→ Request: Your copy should contain exactly the lines from the one that holds "Serialize everything readable" through the end of the material, reproduced as written, with no pictures.

→ Items:

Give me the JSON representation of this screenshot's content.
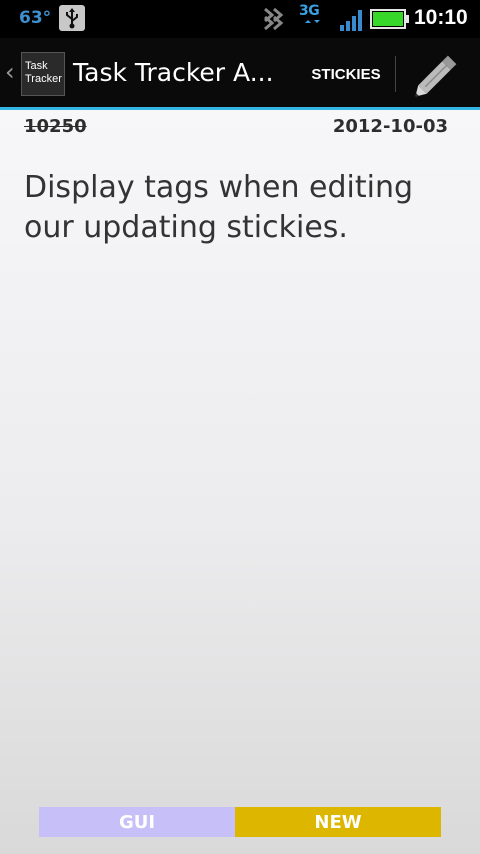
{
  "status_bar": {
    "temperature": "63°",
    "network_type": "3G",
    "time": "10:10",
    "icons": [
      "usb-icon",
      "signal-chevrons-icon",
      "3g-data-icon",
      "signal-bars-icon",
      "battery-icon"
    ]
  },
  "action_bar": {
    "app_icon_text_line1": "Task",
    "app_icon_text_line2": "Tracker",
    "title": "Task Tracker A...",
    "stickies_label": "STICKIES",
    "edit_icon": "pencil-icon",
    "accent_color": "#33b5e5"
  },
  "task": {
    "id": "10250",
    "date": "2012-10-03",
    "text": "Display tags when editing our updating stickies."
  },
  "tags": [
    {
      "label": "GUI",
      "color": "#c7bff7"
    },
    {
      "label": "NEW",
      "color": "#ddb600"
    }
  ]
}
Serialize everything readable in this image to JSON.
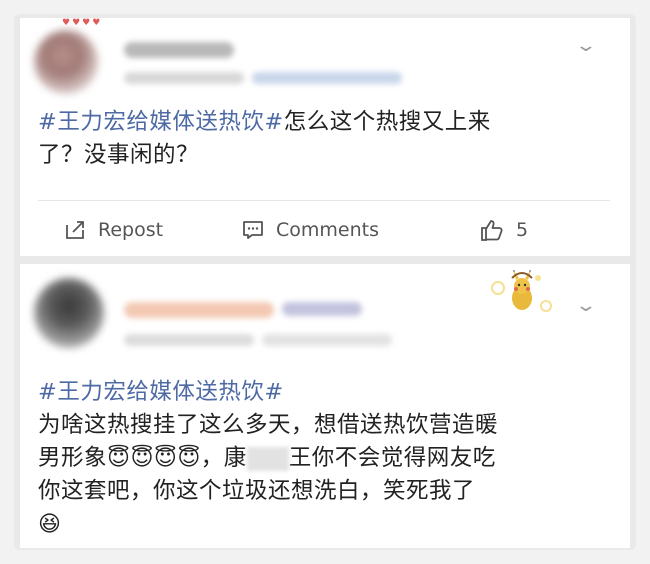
{
  "posts": [
    {
      "hashtag": "#王力宏给媒体送热饮#",
      "text_line1_rest": "怎么这个热搜又上来",
      "text_line2": "了？没事闲的？",
      "actions": {
        "repost_label": "Repost",
        "comments_label": "Comments",
        "like_count": "5"
      }
    },
    {
      "hashtag": "#王力宏给媒体送热饮#",
      "line2": "为啥这热搜挂了这么多天，想借送热饮营造暖",
      "line3_start": "男形象",
      "emoji_group": "😇😇😇😇",
      "line3_comma": "，",
      "line3_name_prefix": "康",
      "line3_rest": "王你不会觉得网友吃",
      "line4": "你这套吧，你这个垃圾还想洗白，笑死我了",
      "line5_emoji": "😆"
    }
  ],
  "colors": {
    "hashtag": "#4d6aa4",
    "text": "#222222",
    "action": "#555555"
  }
}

→ Response to the task:
Serialize everything readable in this image to JSON.
{
  "posts": [
    {
      "hashtag": "#王力宏给媒体送热饮#",
      "text_line1_rest": "怎么这个热搜又上来",
      "text_line2": "了？没事闲的？",
      "actions": {
        "repost_label": "Repost",
        "comments_label": "Comments",
        "like_count": "5"
      }
    },
    {
      "hashtag": "#王力宏给媒体送热饮#",
      "line2": "为啥这热搜挂了这么多天，想借送热饮营造暖",
      "line3_start": "男形象",
      "emoji_group": "😇😇😇😇",
      "line3_comma": "，",
      "line3_name_prefix": "康",
      "line3_rest": "王你不会觉得网友吃",
      "line4": "你这套吧，你这个垃圾还想洗白，笑死我了",
      "line5_emoji": "😆"
    }
  ],
  "colors": {
    "hashtag": "#4d6aa4",
    "text": "#222222",
    "action": "#555555"
  }
}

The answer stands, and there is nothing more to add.